• WRITTEN PROBLEM:
Every record must be repeated exactly, with no omission.

• RECORDS FOR THE EXERCISE:
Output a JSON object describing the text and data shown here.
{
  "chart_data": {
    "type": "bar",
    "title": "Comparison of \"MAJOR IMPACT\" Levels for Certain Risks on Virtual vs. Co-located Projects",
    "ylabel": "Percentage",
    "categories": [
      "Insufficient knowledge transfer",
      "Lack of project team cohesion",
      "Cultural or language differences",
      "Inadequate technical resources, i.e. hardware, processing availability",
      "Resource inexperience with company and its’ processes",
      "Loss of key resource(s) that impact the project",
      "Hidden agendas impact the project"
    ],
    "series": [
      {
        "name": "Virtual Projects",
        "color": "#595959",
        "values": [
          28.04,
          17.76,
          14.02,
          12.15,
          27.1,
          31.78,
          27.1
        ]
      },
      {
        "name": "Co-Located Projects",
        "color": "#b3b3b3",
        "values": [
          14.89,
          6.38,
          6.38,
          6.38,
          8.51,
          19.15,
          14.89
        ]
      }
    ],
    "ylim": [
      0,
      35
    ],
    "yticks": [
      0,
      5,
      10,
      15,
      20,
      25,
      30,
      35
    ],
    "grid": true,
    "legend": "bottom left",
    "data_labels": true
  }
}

• THE OUTPUT:
Output a JSON object describing the text and data shown here.
{
  "chart_data": {
    "type": "bar",
    "title": "Comparison of \"MAJOR IMPACT\" Levels for Certain Risks on Virtual vs. Co-located Projects",
    "ylabel": "Percentage",
    "categories": [
      "Insufficient knowledge transfer",
      "Lack of project team cohesion",
      "Cultural or language differences",
      "Inadequate technical resources, i.e. hardware, processing availability",
      "Resource inexperience with company and its’ processes",
      "Loss of key resource(s) that impact the project",
      "Hidden agendas impact the project"
    ],
    "series": [
      {
        "name": "Virtual Projects",
        "color": "#595959",
        "values": [
          28.04,
          17.76,
          14.02,
          12.15,
          27.1,
          31.78,
          27.1
        ]
      },
      {
        "name": "Co-Located Projects",
        "color": "#b3b3b3",
        "values": [
          14.89,
          6.38,
          6.38,
          6.38,
          8.51,
          19.15,
          14.89
        ]
      }
    ],
    "ylim": [
      0,
      35
    ],
    "yticks": [
      0,
      5,
      10,
      15,
      20,
      25,
      30,
      35
    ],
    "grid": true,
    "legend": "bottom left",
    "data_labels": true
  }
}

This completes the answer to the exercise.